## INPUT ROWS

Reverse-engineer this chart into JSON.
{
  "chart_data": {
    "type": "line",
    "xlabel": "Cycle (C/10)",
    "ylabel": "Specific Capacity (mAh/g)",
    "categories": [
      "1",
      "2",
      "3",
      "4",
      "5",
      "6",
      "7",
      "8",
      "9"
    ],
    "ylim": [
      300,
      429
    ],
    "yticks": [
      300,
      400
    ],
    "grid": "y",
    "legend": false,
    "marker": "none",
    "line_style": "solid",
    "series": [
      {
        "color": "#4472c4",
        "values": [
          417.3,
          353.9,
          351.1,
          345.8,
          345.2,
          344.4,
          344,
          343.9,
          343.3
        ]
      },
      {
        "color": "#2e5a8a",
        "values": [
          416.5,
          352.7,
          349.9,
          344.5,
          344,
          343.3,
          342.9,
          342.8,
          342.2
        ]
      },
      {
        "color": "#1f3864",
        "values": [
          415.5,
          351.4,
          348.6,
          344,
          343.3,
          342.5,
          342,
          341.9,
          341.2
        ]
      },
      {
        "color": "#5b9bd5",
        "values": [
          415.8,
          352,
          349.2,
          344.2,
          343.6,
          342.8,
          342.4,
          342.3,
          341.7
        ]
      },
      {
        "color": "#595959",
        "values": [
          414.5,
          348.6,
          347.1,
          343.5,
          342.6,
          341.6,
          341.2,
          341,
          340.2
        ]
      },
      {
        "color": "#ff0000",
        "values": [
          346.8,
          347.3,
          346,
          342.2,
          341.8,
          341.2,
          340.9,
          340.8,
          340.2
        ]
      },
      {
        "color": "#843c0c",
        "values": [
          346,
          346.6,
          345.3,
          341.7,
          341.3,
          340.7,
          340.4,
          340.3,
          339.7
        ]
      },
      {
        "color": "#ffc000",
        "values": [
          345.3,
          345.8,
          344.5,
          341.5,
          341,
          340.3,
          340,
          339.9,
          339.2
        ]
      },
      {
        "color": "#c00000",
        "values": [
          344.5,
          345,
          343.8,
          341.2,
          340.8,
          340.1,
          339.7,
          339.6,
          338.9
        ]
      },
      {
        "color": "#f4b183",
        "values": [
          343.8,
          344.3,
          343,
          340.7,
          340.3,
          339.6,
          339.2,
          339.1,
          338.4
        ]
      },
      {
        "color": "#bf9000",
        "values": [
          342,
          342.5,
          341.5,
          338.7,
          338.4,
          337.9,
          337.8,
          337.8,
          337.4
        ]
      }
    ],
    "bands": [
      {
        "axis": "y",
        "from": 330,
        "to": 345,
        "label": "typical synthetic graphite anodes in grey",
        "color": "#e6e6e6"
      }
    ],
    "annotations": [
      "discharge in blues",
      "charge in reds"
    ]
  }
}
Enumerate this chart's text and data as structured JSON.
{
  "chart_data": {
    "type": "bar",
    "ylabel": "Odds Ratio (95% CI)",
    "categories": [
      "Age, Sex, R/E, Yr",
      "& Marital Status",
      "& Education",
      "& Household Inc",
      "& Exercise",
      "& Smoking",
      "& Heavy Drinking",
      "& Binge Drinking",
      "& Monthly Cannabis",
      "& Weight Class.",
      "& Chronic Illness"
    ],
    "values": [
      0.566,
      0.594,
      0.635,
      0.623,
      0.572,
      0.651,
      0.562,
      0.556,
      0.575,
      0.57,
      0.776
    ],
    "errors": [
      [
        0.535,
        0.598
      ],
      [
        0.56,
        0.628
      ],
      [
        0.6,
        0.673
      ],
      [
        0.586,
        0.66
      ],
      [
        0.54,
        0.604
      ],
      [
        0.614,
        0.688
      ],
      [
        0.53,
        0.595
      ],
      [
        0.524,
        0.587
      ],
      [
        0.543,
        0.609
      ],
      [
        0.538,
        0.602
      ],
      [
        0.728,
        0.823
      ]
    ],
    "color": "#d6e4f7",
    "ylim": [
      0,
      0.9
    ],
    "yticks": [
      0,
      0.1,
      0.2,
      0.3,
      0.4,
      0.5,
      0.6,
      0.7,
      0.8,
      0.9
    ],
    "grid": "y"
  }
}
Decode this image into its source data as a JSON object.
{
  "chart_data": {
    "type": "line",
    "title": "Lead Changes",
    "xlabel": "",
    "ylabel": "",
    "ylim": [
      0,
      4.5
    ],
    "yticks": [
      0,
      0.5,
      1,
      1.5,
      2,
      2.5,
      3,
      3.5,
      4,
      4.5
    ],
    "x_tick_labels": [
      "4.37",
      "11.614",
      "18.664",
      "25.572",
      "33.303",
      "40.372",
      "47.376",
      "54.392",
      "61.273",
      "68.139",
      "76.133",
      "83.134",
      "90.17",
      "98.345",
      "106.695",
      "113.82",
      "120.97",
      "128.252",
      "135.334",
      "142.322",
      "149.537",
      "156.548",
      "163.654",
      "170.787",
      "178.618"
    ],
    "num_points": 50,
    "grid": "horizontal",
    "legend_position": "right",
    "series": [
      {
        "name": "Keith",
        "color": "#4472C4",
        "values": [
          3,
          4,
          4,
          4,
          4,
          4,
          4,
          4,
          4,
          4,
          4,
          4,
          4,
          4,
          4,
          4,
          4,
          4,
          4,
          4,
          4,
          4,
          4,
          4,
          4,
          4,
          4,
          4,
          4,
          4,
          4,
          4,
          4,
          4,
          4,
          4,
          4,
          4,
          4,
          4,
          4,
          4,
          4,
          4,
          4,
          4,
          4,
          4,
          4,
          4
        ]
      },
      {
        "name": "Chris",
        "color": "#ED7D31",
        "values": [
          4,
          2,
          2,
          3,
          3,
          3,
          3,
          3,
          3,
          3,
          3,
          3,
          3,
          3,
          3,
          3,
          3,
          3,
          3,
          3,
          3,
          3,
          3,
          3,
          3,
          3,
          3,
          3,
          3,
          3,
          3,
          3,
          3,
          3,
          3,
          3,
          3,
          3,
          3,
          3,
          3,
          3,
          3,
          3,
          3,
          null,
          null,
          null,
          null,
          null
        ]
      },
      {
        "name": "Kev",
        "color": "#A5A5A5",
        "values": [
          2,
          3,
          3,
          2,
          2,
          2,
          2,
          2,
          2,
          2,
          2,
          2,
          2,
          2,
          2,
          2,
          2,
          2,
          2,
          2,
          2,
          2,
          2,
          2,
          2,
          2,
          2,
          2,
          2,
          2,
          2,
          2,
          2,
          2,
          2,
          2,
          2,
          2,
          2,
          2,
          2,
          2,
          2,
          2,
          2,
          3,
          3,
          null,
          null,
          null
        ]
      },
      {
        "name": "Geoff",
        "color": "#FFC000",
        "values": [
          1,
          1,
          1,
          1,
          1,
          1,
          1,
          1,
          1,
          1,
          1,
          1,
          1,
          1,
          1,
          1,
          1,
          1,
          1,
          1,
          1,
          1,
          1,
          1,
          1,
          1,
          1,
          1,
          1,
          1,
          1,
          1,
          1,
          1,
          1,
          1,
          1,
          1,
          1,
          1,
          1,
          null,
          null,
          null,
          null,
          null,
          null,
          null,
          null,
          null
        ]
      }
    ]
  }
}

## TASK REQUIREMENTS
Return every record, word for word.

## COMPLETED EXERCISE
Reverse-engineer this chart into JSON.
{
  "chart_data": {
    "type": "line",
    "xlabel": "Cycle (C/10)",
    "ylabel": "Specific Capacity (mAh/g)",
    "categories": [
      "1",
      "2",
      "3",
      "4",
      "5",
      "6",
      "7",
      "8",
      "9"
    ],
    "ylim": [
      300,
      429
    ],
    "yticks": [
      300,
      400
    ],
    "grid": "y",
    "legend": false,
    "marker": "none",
    "line_style": "solid",
    "series": [
      {
        "color": "#4472c4",
        "values": [
          417.3,
          353.9,
          351.1,
          345.8,
          345.2,
          344.4,
          344,
          343.9,
          343.3
        ]
      },
      {
        "color": "#2e5a8a",
        "values": [
          416.5,
          352.7,
          349.9,
          344.5,
          344,
          343.3,
          342.9,
          342.8,
          342.2
        ]
      },
      {
        "color": "#1f3864",
        "values": [
          415.5,
          351.4,
          348.6,
          344,
          343.3,
          342.5,
          342,
          341.9,
          341.2
        ]
      },
      {
        "color": "#5b9bd5",
        "values": [
          415.8,
          352,
          349.2,
          344.2,
          343.6,
          342.8,
          342.4,
          342.3,
          341.7
        ]
      },
      {
        "color": "#595959",
        "values": [
          414.5,
          348.6,
          347.1,
          343.5,
          342.6,
          341.6,
          341.2,
          341,
          340.2
        ]
      },
      {
        "color": "#ff0000",
        "values": [
          346.8,
          347.3,
          346,
          342.2,
          341.8,
          341.2,
          340.9,
          340.8,
          340.2
        ]
      },
      {
        "color": "#843c0c",
        "values": [
          346,
          346.6,
          345.3,
          341.7,
          341.3,
          340.7,
          340.4,
          340.3,
          339.7
        ]
      },
      {
        "color": "#ffc000",
        "values": [
          345.3,
          345.8,
          344.5,
          341.5,
          341,
          340.3,
          340,
          339.9,
          339.2
        ]
      },
      {
        "color": "#c00000",
        "values": [
          344.5,
          345,
          343.8,
          341.2,
          340.8,
          340.1,
          339.7,
          339.6,
          338.9
        ]
      },
      {
        "color": "#f4b183",
        "values": [
          343.8,
          344.3,
          343,
          340.7,
          340.3,
          339.6,
          339.2,
          339.1,
          338.4
        ]
      },
      {
        "color": "#bf9000",
        "values": [
          342,
          342.5,
          341.5,
          338.7,
          338.4,
          337.9,
          337.8,
          337.8,
          337.4
        ]
      }
    ],
    "bands": [
      {
        "axis": "y",
        "from": 330,
        "to": 345,
        "label": "typical synthetic graphite anodes in grey",
        "color": "#e6e6e6"
      }
    ],
    "annotations": [
      "discharge in blues",
      "charge in reds"
    ]
  }
}
Enumerate this chart's text and data as structured JSON.
{
  "chart_data": {
    "type": "bar",
    "ylabel": "Odds Ratio (95% CI)",
    "categories": [
      "Age, Sex, R/E, Yr",
      "& Marital Status",
      "& Education",
      "& Household Inc",
      "& Exercise",
      "& Smoking",
      "& Heavy Drinking",
      "& Binge Drinking",
      "& Monthly Cannabis",
      "& Weight Class.",
      "& Chronic Illness"
    ],
    "values": [
      0.566,
      0.594,
      0.635,
      0.623,
      0.572,
      0.651,
      0.562,
      0.556,
      0.575,
      0.57,
      0.776
    ],
    "errors": [
      [
        0.535,
        0.598
      ],
      [
        0.56,
        0.628
      ],
      [
        0.6,
        0.673
      ],
      [
        0.586,
        0.66
      ],
      [
        0.54,
        0.604
      ],
      [
        0.614,
        0.688
      ],
      [
        0.53,
        0.595
      ],
      [
        0.524,
        0.587
      ],
      [
        0.543,
        0.609
      ],
      [
        0.538,
        0.602
      ],
      [
        0.728,
        0.823
      ]
    ],
    "color": "#d6e4f7",
    "ylim": [
      0,
      0.9
    ],
    "yticks": [
      0,
      0.1,
      0.2,
      0.3,
      0.4,
      0.5,
      0.6,
      0.7,
      0.8,
      0.9
    ],
    "grid": "y"
  }
}
Decode this image into its source data as a JSON object.
{
  "chart_data": {
    "type": "line",
    "title": "Lead Changes",
    "xlabel": "",
    "ylabel": "",
    "ylim": [
      0,
      4.5
    ],
    "yticks": [
      0,
      0.5,
      1,
      1.5,
      2,
      2.5,
      3,
      3.5,
      4,
      4.5
    ],
    "x_tick_labels": [
      "4.37",
      "11.614",
      "18.664",
      "25.572",
      "33.303",
      "40.372",
      "47.376",
      "54.392",
      "61.273",
      "68.139",
      "76.133",
      "83.134",
      "90.17",
      "98.345",
      "106.695",
      "113.82",
      "120.97",
      "128.252",
      "135.334",
      "142.322",
      "149.537",
      "156.548",
      "163.654",
      "170.787",
      "178.618"
    ],
    "num_points": 50,
    "grid": "horizontal",
    "legend_position": "right",
    "series": [
      {
        "name": "Keith",
        "color": "#4472C4",
        "values": [
          3,
          4,
          4,
          4,
          4,
          4,
          4,
          4,
          4,
          4,
          4,
          4,
          4,
          4,
          4,
          4,
          4,
          4,
          4,
          4,
          4,
          4,
          4,
          4,
          4,
          4,
          4,
          4,
          4,
          4,
          4,
          4,
          4,
          4,
          4,
          4,
          4,
          4,
          4,
          4,
          4,
          4,
          4,
          4,
          4,
          4,
          4,
          4,
          4,
          4
        ]
      },
      {
        "name": "Chris",
        "color": "#ED7D31",
        "values": [
          4,
          2,
          2,
          3,
          3,
          3,
          3,
          3,
          3,
          3,
          3,
          3,
          3,
          3,
          3,
          3,
          3,
          3,
          3,
          3,
          3,
          3,
          3,
          3,
          3,
          3,
          3,
          3,
          3,
          3,
          3,
          3,
          3,
          3,
          3,
          3,
          3,
          3,
          3,
          3,
          3,
          3,
          3,
          3,
          3,
          null,
          null,
          null,
          null,
          null
        ]
      },
      {
        "name": "Kev",
        "color": "#A5A5A5",
        "values": [
          2,
          3,
          3,
          2,
          2,
          2,
          2,
          2,
          2,
          2,
          2,
          2,
          2,
          2,
          2,
          2,
          2,
          2,
          2,
          2,
          2,
          2,
          2,
          2,
          2,
          2,
          2,
          2,
          2,
          2,
          2,
          2,
          2,
          2,
          2,
          2,
          2,
          2,
          2,
          2,
          2,
          2,
          2,
          2,
          2,
          3,
          3,
          null,
          null,
          null
        ]
      },
      {
        "name": "Geoff",
        "color": "#FFC000",
        "values": [
          1,
          1,
          1,
          1,
          1,
          1,
          1,
          1,
          1,
          1,
          1,
          1,
          1,
          1,
          1,
          1,
          1,
          1,
          1,
          1,
          1,
          1,
          1,
          1,
          1,
          1,
          1,
          1,
          1,
          1,
          1,
          1,
          1,
          1,
          1,
          1,
          1,
          1,
          1,
          1,
          1,
          null,
          null,
          null,
          null,
          null,
          null,
          null,
          null,
          null
        ]
      }
    ]
  }
}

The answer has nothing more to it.